- [The request] Copy out the entries below precisely; nothing is to be omitted.

- [Source data]
## start

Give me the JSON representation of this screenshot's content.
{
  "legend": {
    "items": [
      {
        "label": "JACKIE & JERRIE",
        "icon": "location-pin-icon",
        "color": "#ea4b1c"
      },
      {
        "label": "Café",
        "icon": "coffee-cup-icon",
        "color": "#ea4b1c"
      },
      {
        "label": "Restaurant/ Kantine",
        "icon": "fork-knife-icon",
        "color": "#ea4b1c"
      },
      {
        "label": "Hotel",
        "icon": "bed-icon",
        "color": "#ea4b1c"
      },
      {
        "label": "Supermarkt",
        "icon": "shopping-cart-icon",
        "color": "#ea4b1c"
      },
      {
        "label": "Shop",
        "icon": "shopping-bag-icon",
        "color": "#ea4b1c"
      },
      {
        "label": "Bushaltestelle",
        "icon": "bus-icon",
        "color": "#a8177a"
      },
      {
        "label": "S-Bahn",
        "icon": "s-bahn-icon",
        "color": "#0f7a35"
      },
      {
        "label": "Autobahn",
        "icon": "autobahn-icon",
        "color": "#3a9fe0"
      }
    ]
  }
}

## end

- [Solution]
Give me the JSON representation of this screenshot's content.
{
  "legend": {
    "items": [
      {
        "label": "JACKIE & JERRIE",
        "icon": "location-pin-icon",
        "color": "#ea4b1c"
      },
      {
        "label": "Café",
        "icon": "coffee-cup-icon",
        "color": "#ea4b1c"
      },
      {
        "label": "Restaurant/ Kantine",
        "icon": "fork-knife-icon",
        "color": "#ea4b1c"
      },
      {
        "label": "Hotel",
        "icon": "bed-icon",
        "color": "#ea4b1c"
      },
      {
        "label": "Supermarkt",
        "icon": "shopping-cart-icon",
        "color": "#ea4b1c"
      },
      {
        "label": "Shop",
        "icon": "shopping-bag-icon",
        "color": "#ea4b1c"
      },
      {
        "label": "Bushaltestelle",
        "icon": "bus-icon",
        "color": "#a8177a"
      },
      {
        "label": "S-Bahn",
        "icon": "s-bahn-icon",
        "color": "#0f7a35"
      },
      {
        "label": "Autobahn",
        "icon": "autobahn-icon",
        "color": "#3a9fe0"
      }
    ]
  }
}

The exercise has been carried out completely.